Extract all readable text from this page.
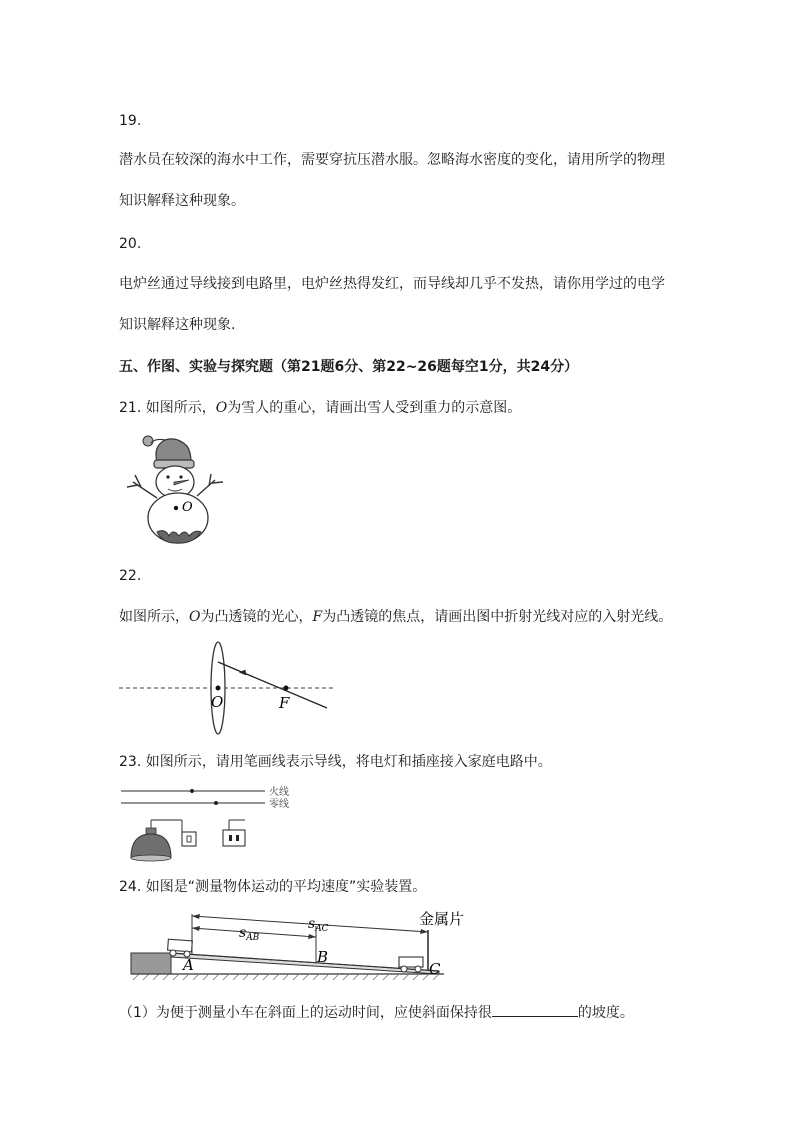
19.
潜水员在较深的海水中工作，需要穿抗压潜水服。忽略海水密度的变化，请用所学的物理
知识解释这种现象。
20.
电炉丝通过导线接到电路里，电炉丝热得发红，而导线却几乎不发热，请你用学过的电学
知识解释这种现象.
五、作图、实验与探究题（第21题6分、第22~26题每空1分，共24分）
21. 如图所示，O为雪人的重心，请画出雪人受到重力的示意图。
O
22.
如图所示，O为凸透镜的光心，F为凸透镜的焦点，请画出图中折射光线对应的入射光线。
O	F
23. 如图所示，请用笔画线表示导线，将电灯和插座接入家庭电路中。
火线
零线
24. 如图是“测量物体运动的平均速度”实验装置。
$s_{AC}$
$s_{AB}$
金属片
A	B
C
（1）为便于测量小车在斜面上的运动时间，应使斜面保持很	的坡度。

---

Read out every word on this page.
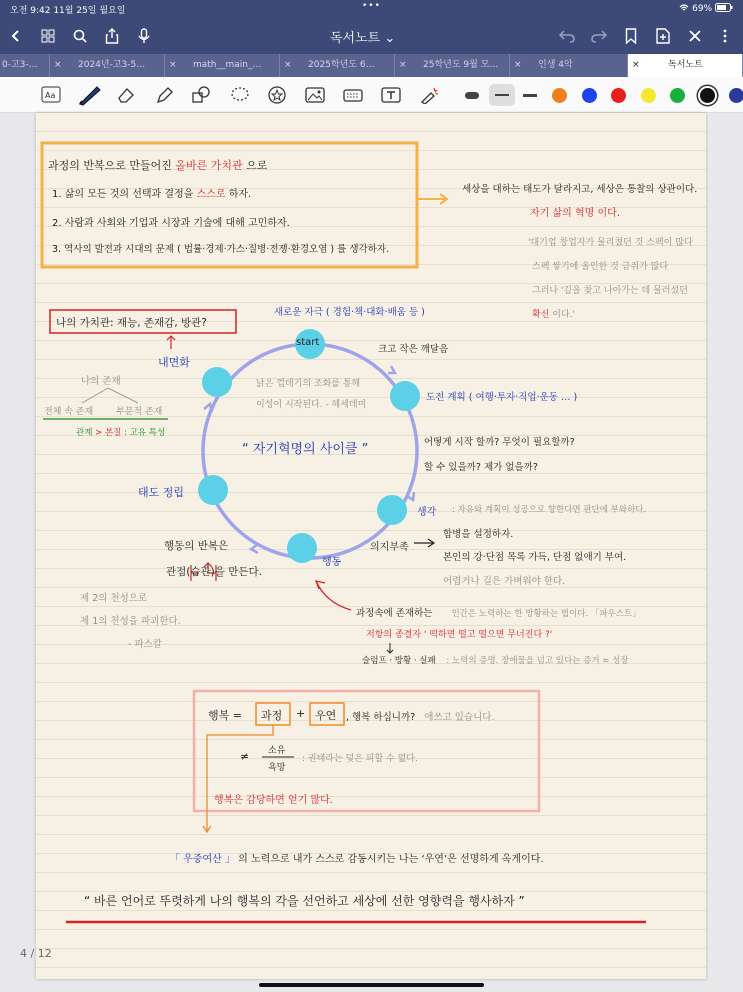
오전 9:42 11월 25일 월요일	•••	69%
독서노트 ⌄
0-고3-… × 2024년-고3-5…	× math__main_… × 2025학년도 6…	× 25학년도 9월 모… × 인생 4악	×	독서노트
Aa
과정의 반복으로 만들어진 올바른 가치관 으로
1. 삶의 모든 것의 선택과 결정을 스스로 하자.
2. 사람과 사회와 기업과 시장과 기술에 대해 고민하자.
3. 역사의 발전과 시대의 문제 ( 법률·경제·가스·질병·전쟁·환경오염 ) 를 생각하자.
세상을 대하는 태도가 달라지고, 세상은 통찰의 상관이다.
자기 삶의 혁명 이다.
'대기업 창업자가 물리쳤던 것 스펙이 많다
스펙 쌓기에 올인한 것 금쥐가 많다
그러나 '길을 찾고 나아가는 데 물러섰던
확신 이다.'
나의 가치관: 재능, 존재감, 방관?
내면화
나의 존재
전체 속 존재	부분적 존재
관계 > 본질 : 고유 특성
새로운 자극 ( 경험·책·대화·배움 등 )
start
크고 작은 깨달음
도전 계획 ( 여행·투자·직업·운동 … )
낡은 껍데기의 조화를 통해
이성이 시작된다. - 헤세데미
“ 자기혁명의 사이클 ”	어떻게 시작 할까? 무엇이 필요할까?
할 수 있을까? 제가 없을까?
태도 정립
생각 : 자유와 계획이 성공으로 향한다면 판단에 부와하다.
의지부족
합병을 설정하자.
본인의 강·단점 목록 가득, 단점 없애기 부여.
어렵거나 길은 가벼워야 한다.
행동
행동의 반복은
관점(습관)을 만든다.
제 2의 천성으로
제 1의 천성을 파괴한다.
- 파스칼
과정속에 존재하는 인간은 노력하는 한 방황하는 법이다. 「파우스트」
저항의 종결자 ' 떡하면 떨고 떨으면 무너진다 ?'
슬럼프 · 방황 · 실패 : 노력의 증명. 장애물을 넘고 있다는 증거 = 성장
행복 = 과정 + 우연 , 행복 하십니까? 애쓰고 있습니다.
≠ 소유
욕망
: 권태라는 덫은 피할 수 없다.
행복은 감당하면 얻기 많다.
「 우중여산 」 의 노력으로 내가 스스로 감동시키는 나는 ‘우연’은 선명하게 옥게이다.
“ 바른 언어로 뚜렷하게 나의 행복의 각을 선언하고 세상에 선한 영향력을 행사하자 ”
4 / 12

--

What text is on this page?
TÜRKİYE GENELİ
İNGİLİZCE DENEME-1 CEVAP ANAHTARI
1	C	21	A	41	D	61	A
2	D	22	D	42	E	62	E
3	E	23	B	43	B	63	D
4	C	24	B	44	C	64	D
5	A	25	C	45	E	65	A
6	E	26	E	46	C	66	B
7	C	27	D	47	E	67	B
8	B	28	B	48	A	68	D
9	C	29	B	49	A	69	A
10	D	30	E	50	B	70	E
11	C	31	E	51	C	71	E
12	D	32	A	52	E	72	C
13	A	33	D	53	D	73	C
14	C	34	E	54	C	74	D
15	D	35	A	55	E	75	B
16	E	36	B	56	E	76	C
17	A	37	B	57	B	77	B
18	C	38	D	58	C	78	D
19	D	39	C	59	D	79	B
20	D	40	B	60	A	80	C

- **TO BE DONE**: Using the listing above, list every line in which the string "如图所示" occurs.

- **WRITTEN ANSWER**:
21. 如图所示，O为雪人的重心，请画出雪人受到重力的示意图。
如图所示，O为凸透镜的光心，F为凸透镜的焦点，请画出图中折射光线对应的入射光线。
23. 如图所示，请用笔画线表示导线，将电灯和插座接入家庭电路中。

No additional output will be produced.